Part of a data file:
%%

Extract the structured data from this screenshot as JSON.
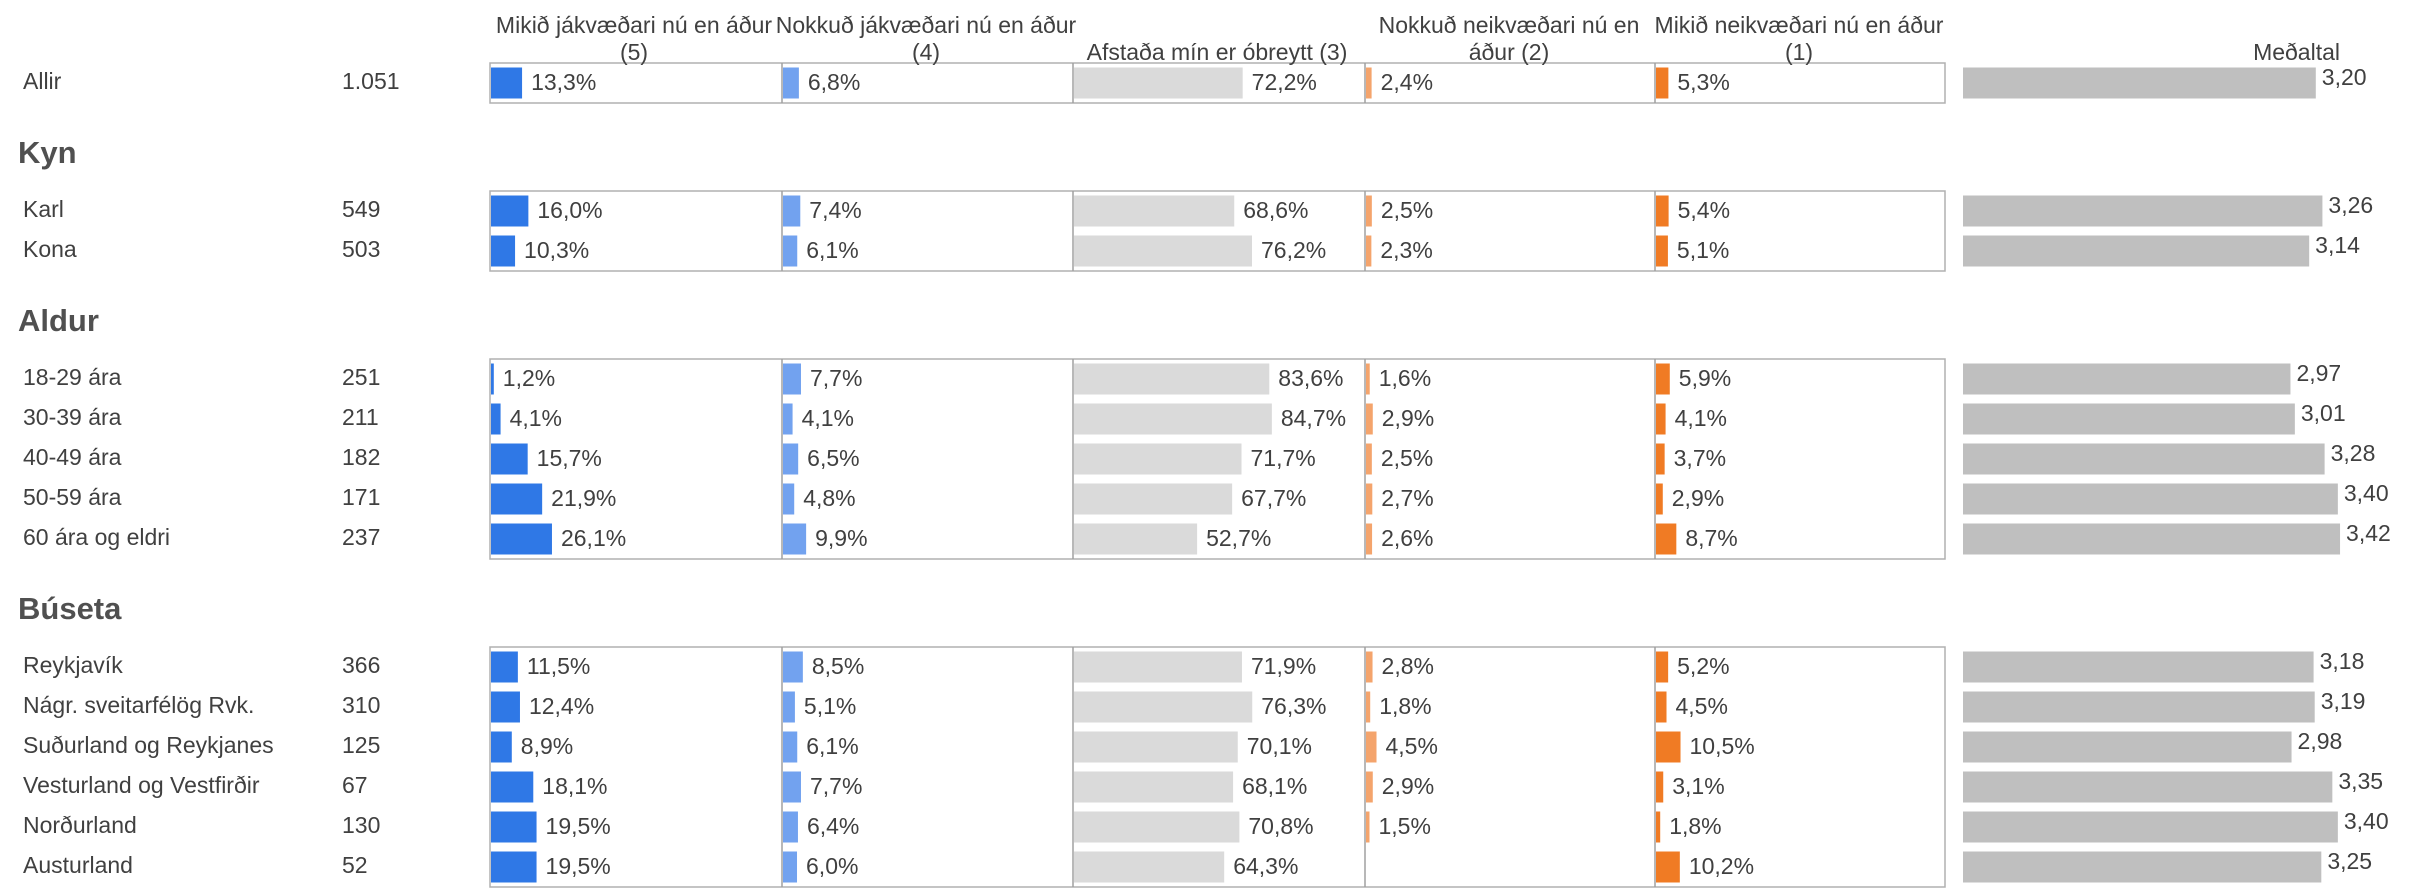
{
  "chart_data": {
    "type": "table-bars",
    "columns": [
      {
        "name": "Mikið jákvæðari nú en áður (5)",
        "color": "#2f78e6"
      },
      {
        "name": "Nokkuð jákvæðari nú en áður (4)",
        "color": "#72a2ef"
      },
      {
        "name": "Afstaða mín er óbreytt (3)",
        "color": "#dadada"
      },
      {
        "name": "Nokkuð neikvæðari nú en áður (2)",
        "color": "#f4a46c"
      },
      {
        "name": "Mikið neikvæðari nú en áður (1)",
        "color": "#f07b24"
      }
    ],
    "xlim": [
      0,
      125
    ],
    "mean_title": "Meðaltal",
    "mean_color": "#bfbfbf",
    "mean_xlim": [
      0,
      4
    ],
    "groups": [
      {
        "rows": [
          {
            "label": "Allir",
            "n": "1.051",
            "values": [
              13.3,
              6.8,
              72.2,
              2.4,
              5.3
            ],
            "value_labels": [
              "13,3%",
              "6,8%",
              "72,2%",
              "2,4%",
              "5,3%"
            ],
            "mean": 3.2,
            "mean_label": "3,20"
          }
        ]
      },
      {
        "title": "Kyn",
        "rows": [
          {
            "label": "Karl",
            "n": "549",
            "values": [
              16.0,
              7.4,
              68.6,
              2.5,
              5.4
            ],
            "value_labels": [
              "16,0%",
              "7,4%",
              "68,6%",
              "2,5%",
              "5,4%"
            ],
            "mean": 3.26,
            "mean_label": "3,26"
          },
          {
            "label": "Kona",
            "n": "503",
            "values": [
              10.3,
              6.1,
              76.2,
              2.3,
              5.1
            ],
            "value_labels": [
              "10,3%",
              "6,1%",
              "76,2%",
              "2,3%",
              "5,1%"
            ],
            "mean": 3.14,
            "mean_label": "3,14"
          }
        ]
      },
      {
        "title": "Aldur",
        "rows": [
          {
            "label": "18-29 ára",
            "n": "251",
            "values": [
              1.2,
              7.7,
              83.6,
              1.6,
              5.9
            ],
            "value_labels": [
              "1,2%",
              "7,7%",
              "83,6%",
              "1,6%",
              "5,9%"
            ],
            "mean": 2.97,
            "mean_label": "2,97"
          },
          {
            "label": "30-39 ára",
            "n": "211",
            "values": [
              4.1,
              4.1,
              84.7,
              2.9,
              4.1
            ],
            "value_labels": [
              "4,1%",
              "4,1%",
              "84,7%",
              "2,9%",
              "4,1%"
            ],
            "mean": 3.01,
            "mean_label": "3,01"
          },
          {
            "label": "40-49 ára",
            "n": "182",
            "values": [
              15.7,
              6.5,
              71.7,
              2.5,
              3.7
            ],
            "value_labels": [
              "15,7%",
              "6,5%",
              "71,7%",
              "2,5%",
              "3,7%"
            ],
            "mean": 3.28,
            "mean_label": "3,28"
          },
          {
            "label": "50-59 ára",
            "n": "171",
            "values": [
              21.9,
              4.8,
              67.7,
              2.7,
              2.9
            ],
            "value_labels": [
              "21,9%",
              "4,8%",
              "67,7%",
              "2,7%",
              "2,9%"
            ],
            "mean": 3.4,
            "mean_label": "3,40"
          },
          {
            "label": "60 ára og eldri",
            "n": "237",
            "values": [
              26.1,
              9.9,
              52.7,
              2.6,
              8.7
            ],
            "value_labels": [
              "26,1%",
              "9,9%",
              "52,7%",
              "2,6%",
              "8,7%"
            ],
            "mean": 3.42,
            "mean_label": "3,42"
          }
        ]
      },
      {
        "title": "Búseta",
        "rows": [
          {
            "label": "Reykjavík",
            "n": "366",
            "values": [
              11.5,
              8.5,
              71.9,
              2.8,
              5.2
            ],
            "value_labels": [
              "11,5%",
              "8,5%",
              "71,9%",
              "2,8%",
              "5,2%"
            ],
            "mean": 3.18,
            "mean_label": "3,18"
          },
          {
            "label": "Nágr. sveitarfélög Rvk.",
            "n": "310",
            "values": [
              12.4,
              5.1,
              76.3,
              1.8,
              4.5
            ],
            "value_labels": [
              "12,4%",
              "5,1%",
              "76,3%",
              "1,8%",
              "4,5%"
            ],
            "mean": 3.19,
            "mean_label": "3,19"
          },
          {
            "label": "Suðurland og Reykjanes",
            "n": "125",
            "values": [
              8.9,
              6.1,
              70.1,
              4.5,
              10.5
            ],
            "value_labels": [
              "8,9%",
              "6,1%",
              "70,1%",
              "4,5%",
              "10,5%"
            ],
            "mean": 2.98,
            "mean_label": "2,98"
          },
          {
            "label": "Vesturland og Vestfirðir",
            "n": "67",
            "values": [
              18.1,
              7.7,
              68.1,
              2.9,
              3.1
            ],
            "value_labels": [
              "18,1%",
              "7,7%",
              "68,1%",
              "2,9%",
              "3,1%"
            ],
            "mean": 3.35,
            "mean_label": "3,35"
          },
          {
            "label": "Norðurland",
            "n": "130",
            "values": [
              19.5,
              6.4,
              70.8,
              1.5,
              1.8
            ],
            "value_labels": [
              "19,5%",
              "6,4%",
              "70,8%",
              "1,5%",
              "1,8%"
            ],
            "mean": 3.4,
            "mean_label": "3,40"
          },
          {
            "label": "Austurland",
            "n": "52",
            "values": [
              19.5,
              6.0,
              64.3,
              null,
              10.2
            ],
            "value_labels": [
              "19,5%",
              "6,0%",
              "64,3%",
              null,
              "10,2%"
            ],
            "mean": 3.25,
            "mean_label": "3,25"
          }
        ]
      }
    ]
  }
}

%%
%%

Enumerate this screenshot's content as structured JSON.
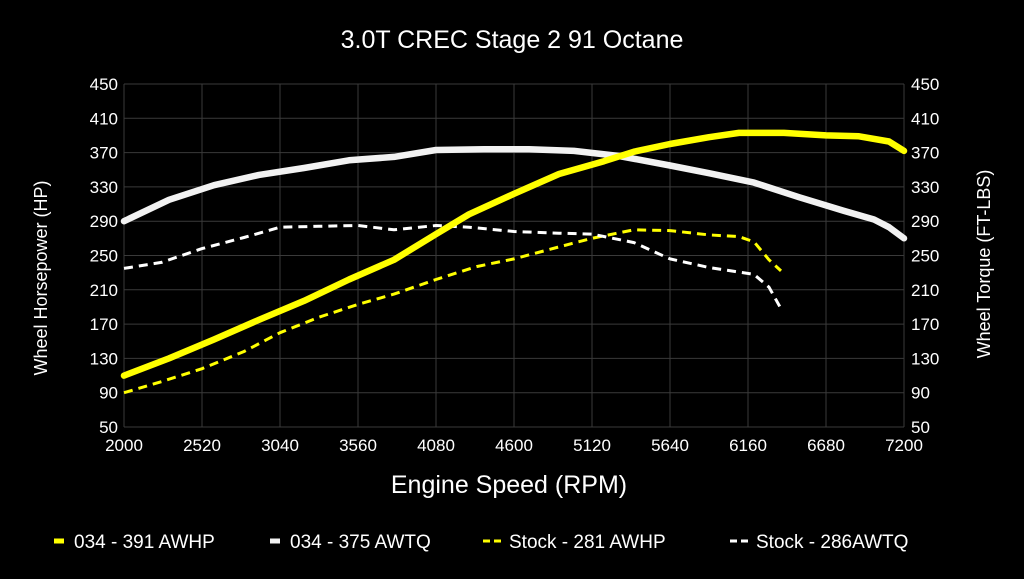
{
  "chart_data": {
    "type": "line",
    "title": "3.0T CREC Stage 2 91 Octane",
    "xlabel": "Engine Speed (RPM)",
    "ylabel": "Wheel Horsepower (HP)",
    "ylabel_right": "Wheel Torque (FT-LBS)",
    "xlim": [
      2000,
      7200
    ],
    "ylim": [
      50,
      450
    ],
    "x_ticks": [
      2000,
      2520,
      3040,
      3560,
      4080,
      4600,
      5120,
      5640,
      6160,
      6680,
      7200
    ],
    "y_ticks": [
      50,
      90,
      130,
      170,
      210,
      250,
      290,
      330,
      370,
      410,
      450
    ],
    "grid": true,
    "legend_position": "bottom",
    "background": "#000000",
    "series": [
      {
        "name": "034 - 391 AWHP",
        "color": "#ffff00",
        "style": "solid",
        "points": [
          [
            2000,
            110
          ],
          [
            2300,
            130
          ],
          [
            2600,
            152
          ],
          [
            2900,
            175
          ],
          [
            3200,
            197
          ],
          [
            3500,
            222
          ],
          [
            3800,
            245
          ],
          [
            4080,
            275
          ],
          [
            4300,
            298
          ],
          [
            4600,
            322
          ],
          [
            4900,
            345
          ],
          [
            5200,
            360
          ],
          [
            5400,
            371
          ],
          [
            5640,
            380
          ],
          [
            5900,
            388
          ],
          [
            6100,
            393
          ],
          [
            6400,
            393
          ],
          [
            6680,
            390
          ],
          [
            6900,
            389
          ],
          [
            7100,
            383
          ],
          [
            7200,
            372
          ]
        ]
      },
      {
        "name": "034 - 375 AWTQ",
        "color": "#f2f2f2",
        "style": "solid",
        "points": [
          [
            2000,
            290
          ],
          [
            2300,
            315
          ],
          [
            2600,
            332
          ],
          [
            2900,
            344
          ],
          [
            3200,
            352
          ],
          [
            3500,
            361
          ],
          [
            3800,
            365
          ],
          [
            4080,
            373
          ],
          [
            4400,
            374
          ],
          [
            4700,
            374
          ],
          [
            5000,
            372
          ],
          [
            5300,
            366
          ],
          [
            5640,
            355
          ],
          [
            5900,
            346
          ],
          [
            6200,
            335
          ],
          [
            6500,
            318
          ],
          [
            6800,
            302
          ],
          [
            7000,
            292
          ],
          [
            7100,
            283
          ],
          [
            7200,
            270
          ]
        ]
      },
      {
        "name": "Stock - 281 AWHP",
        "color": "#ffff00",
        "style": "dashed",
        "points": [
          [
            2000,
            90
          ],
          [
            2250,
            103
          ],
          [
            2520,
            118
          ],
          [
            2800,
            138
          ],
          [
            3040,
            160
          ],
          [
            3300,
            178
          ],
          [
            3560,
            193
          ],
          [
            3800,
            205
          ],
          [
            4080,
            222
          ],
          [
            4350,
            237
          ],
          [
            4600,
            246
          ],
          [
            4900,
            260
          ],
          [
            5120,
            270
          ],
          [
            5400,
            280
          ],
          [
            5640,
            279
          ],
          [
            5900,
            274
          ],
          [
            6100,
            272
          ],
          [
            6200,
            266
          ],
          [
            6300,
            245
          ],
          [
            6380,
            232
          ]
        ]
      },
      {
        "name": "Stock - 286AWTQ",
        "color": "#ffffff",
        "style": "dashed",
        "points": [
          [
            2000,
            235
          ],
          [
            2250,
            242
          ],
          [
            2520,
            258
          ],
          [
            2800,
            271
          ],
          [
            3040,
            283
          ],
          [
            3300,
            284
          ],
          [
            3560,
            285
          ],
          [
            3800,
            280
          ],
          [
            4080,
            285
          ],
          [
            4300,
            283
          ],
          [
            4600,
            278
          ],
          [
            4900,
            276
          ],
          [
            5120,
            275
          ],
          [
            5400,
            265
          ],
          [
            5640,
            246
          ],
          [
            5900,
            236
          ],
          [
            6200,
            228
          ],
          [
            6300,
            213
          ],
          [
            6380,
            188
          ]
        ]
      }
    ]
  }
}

%%

| THE REQUEST |
Look through the data and show every line containing "JSON".

| EXERCISE OUTPUT |
Extract the structured data from this screenshot as JSON.
Enumerate this screenshot's content as structured JSON.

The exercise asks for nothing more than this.